[Items from a data source]
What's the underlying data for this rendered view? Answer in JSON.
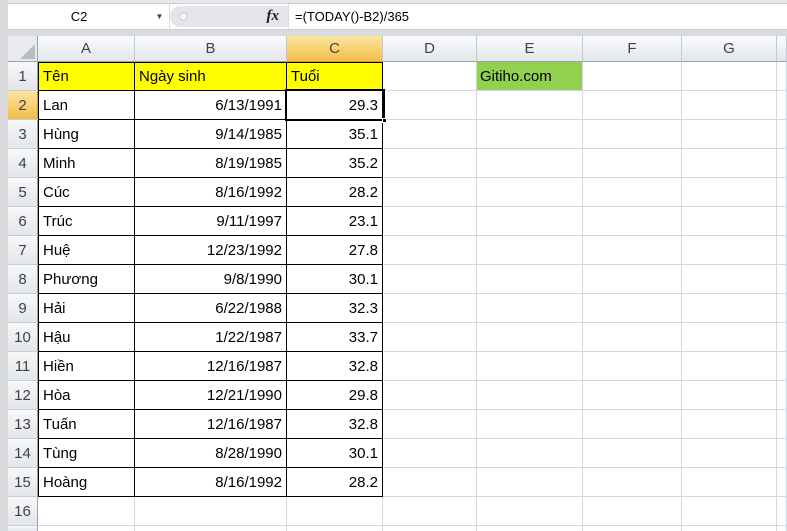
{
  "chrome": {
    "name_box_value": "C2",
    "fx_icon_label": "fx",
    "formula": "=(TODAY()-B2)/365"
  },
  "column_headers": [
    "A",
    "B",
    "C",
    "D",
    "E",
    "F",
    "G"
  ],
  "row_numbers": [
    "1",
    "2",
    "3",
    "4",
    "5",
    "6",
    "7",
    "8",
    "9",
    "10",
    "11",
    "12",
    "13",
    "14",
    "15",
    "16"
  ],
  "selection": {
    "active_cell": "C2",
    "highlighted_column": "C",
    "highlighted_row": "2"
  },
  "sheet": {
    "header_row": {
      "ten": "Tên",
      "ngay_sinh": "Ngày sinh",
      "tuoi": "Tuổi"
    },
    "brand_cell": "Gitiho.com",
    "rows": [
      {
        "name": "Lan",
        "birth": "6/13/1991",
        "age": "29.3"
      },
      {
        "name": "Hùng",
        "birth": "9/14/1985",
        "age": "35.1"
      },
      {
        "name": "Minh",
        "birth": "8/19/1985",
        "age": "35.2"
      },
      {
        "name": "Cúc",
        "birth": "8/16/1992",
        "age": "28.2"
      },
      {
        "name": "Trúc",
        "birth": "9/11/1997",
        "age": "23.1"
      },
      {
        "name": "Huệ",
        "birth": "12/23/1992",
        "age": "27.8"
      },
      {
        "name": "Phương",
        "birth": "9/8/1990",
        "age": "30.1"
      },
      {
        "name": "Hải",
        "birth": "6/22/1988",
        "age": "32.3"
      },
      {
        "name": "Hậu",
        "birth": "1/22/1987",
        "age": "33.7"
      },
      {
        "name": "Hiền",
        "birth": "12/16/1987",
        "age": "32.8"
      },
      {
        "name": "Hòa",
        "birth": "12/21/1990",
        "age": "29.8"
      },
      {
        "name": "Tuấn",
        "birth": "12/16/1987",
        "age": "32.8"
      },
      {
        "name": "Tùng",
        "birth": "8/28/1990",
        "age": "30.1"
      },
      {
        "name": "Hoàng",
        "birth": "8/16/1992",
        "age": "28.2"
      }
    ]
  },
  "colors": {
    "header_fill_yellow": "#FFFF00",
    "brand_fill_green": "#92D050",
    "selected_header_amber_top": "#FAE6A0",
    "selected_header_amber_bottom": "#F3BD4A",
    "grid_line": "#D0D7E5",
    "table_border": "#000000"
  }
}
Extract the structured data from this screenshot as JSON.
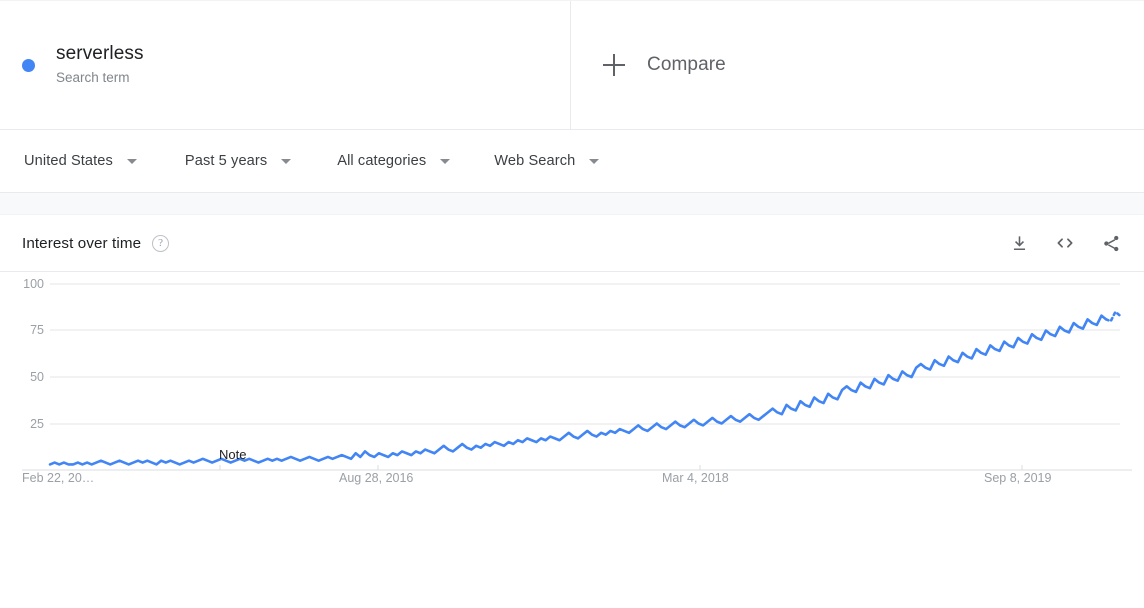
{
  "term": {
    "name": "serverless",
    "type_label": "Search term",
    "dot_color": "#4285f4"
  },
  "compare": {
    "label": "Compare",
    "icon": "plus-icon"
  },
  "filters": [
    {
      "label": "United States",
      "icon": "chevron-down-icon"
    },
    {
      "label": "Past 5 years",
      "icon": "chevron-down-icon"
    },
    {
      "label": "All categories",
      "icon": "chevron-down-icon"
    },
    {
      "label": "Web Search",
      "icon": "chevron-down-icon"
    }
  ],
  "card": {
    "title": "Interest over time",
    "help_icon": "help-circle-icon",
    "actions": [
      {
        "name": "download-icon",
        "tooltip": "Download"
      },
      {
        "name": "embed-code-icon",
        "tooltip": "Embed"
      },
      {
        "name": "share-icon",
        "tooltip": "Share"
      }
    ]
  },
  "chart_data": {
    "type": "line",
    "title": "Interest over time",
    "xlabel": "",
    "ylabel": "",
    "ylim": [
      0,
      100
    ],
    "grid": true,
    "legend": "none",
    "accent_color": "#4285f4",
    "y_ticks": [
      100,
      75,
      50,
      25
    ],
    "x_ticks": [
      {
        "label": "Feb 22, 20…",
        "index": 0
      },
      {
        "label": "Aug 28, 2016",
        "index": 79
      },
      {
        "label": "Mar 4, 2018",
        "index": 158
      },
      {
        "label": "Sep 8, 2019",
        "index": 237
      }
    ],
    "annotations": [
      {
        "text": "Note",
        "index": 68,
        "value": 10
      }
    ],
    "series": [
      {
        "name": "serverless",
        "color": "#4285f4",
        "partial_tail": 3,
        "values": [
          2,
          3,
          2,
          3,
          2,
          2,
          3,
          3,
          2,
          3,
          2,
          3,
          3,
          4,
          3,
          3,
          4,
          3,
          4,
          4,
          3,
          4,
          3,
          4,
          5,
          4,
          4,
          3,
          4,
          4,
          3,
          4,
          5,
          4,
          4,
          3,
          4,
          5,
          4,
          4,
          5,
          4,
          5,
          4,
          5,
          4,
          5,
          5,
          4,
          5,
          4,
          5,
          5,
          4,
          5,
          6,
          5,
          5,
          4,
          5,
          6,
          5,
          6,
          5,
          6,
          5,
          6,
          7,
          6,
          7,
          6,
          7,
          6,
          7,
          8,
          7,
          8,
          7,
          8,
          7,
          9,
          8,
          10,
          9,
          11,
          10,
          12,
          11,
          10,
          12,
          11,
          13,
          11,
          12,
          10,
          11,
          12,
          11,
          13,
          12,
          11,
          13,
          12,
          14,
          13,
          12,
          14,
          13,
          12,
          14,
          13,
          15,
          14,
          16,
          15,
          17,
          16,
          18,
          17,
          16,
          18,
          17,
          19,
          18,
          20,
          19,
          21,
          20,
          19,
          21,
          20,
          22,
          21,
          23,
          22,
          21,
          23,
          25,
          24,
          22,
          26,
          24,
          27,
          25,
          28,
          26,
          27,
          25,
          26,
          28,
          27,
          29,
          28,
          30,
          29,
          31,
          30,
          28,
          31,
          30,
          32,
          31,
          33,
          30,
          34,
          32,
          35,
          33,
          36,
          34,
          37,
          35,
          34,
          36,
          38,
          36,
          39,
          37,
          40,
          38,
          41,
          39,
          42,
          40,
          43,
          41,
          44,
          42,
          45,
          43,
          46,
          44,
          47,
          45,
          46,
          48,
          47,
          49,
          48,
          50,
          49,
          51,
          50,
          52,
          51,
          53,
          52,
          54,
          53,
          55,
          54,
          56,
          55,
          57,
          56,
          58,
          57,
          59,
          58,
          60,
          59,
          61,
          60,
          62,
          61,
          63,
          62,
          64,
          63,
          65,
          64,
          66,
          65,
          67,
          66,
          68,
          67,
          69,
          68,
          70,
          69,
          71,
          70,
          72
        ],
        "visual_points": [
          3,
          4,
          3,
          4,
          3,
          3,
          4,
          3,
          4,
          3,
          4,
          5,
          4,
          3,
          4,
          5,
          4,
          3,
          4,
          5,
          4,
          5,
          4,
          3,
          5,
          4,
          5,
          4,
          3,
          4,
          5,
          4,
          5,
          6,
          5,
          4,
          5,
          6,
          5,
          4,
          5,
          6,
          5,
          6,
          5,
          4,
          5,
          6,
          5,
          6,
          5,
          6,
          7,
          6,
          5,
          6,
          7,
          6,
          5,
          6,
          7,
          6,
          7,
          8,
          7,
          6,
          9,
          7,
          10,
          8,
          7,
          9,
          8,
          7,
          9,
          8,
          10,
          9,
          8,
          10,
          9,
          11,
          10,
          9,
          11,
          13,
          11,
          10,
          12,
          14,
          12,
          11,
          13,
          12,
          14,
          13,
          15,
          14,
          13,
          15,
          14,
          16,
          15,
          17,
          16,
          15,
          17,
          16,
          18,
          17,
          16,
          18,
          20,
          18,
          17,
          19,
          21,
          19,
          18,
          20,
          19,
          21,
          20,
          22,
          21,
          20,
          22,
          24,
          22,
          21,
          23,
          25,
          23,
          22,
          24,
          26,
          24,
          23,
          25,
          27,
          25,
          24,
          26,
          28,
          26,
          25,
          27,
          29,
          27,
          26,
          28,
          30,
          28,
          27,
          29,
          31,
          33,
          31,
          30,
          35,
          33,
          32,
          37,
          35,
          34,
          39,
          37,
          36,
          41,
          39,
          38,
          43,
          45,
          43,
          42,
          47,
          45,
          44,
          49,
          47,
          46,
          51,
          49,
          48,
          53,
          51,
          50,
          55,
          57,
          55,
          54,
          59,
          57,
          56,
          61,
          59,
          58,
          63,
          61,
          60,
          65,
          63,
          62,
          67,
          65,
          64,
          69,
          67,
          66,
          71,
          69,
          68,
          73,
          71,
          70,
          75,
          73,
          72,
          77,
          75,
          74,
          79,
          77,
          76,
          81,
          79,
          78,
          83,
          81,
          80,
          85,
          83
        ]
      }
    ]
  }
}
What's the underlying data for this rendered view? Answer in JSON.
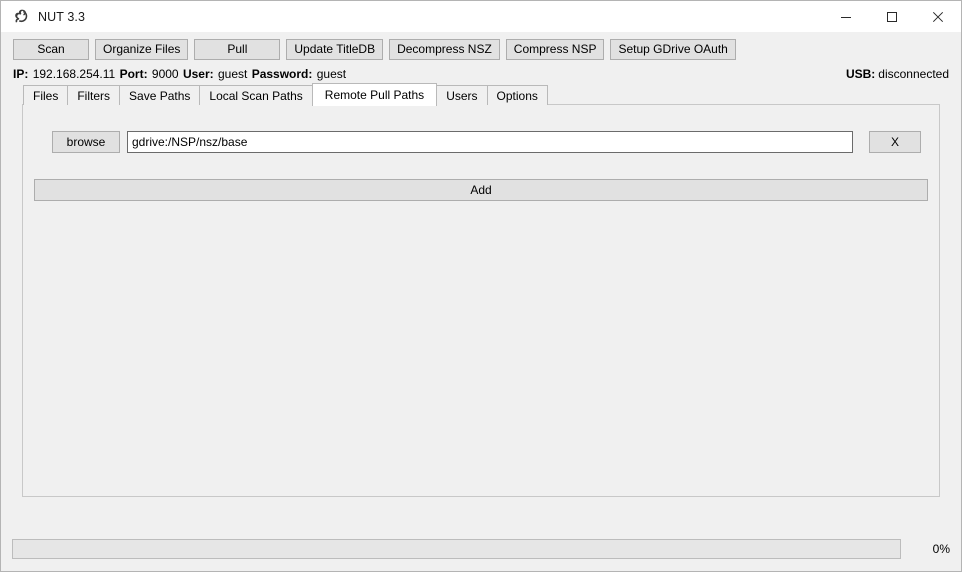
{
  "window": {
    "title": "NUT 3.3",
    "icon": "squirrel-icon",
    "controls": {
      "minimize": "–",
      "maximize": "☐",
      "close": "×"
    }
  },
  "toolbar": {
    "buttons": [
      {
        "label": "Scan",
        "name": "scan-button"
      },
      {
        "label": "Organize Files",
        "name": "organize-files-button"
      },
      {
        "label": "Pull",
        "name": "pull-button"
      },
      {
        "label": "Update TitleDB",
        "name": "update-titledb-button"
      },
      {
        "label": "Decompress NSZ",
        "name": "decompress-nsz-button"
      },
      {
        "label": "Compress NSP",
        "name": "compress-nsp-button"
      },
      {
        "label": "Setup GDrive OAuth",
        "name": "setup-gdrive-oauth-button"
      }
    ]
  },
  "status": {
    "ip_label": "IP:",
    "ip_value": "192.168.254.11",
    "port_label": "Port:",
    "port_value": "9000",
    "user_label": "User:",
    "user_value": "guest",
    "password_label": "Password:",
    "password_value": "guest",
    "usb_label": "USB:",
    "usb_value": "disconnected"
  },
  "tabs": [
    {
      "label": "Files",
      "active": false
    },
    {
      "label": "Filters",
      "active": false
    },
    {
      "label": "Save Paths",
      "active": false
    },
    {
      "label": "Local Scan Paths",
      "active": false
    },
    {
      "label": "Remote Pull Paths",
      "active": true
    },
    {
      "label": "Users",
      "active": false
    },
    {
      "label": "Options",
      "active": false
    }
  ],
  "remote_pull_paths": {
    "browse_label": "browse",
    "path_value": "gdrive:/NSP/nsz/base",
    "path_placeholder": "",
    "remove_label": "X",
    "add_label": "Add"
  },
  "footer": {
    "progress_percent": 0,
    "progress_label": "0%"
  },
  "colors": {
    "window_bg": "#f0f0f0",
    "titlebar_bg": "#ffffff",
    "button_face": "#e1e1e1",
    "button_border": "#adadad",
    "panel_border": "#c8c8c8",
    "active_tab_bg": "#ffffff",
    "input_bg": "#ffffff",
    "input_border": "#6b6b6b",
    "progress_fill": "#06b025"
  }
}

[REQUEST] Search the data above for the word "guest", then gather each line in which it appears.

[TASK RESPONSE]
    "user_value": "guest",
    "password_value": "guest",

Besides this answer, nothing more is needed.